# WHAT THE TASK ASKS
Below is some material; set it all down exactly, apart from the pictures.
────────
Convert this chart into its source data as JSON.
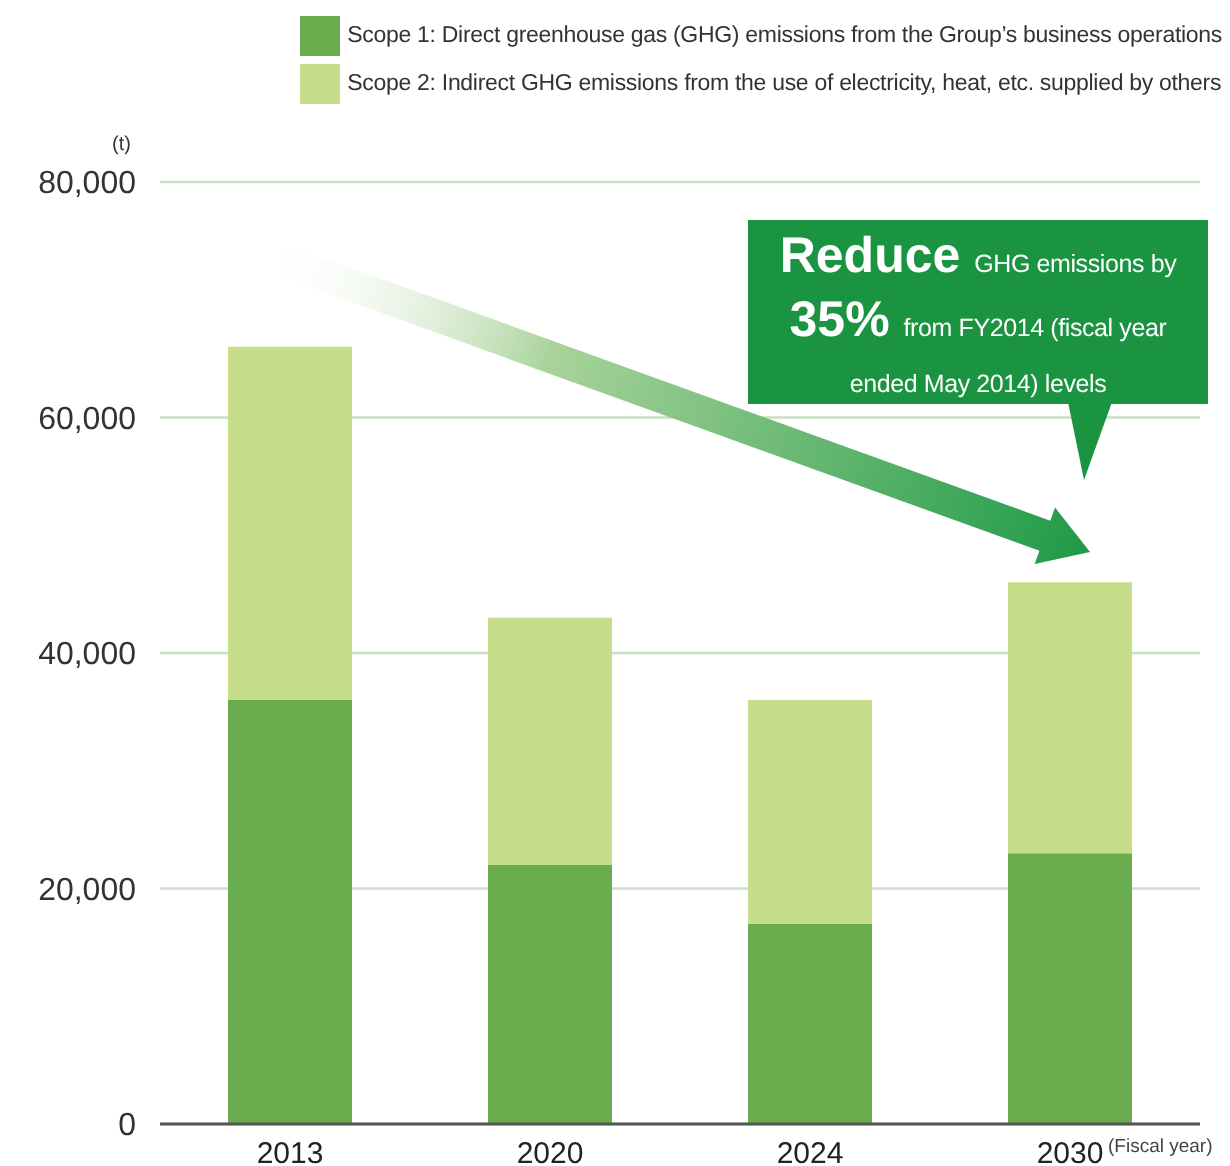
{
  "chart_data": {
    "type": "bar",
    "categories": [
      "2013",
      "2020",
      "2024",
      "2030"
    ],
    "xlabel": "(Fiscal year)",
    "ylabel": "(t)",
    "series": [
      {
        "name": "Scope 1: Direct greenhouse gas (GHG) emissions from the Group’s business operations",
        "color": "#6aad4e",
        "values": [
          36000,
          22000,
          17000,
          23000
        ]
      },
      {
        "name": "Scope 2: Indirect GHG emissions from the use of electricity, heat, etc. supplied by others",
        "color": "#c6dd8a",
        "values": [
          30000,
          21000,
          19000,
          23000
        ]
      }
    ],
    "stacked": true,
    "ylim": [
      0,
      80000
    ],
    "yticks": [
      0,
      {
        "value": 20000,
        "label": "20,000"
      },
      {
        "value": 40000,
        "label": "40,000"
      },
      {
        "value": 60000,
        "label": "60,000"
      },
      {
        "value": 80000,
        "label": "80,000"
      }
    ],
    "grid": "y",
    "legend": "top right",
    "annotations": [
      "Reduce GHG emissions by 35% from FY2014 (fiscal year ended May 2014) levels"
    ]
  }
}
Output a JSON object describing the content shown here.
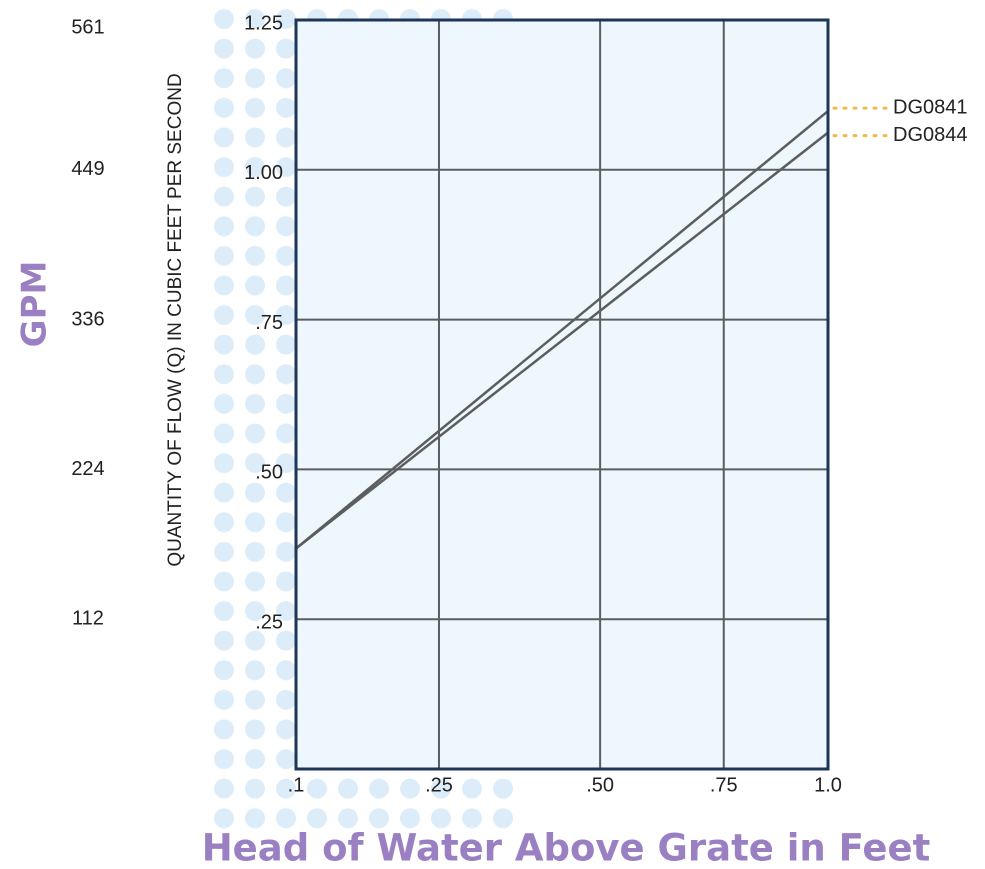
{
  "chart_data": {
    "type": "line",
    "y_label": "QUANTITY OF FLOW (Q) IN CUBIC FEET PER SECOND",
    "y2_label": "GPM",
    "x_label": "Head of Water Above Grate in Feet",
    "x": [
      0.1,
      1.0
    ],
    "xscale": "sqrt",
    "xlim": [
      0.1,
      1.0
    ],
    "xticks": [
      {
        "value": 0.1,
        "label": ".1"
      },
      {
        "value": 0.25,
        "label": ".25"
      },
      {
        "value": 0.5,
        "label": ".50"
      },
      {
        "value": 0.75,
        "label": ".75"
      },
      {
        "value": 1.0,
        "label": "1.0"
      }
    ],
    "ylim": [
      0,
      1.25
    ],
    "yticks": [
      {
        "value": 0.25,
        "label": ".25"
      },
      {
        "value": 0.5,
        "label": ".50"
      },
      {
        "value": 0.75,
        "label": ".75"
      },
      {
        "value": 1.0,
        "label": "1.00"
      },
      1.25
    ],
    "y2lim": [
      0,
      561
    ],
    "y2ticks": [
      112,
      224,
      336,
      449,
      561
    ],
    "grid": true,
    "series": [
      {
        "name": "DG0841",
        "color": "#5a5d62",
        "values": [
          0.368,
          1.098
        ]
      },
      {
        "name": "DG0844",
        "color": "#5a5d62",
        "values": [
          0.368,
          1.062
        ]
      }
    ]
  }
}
────────
# THE RESULT
Convert this chart into its source data as JSON.
{
  "chart_data": {
    "type": "bar",
    "categories": [
      "2013",
      "2020",
      "2024",
      "2030"
    ],
    "xlabel": "(Fiscal year)",
    "ylabel": "(t)",
    "series": [
      {
        "name": "Scope 1: Direct greenhouse gas (GHG) emissions from the Group’s business operations",
        "color": "#6aad4e",
        "values": [
          36000,
          22000,
          17000,
          23000
        ]
      },
      {
        "name": "Scope 2: Indirect GHG emissions from the use of electricity, heat, etc. supplied by others",
        "color": "#c6dd8a",
        "values": [
          30000,
          21000,
          19000,
          23000
        ]
      }
    ],
    "stacked": true,
    "ylim": [
      0,
      80000
    ],
    "yticks": [
      0,
      {
        "value": 20000,
        "label": "20,000"
      },
      {
        "value": 40000,
        "label": "40,000"
      },
      {
        "value": 60000,
        "label": "60,000"
      },
      {
        "value": 80000,
        "label": "80,000"
      }
    ],
    "grid": "y",
    "legend": "top right",
    "annotations": [
      "Reduce GHG emissions by 35% from FY2014 (fiscal year ended May 2014) levels"
    ]
  }
}
Output a JSON object describing the content shown here.
{
  "chart_data": {
    "type": "line",
    "y_label": "QUANTITY OF FLOW (Q) IN CUBIC FEET PER SECOND",
    "y2_label": "GPM",
    "x_label": "Head of Water Above Grate in Feet",
    "x": [
      0.1,
      1.0
    ],
    "xscale": "sqrt",
    "xlim": [
      0.1,
      1.0
    ],
    "xticks": [
      {
        "value": 0.1,
        "label": ".1"
      },
      {
        "value": 0.25,
        "label": ".25"
      },
      {
        "value": 0.5,
        "label": ".50"
      },
      {
        "value": 0.75,
        "label": ".75"
      },
      {
        "value": 1.0,
        "label": "1.0"
      }
    ],
    "ylim": [
      0,
      1.25
    ],
    "yticks": [
      {
        "value": 0.25,
        "label": ".25"
      },
      {
        "value": 0.5,
        "label": ".50"
      },
      {
        "value": 0.75,
        "label": ".75"
      },
      {
        "value": 1.0,
        "label": "1.00"
      },
      1.25
    ],
    "y2lim": [
      0,
      561
    ],
    "y2ticks": [
      112,
      224,
      336,
      449,
      561
    ],
    "grid": true,
    "series": [
      {
        "name": "DG0841",
        "color": "#5a5d62",
        "values": [
          0.368,
          1.098
        ]
      },
      {
        "name": "DG0844",
        "color": "#5a5d62",
        "values": [
          0.368,
          1.062
        ]
      }
    ]
  }
}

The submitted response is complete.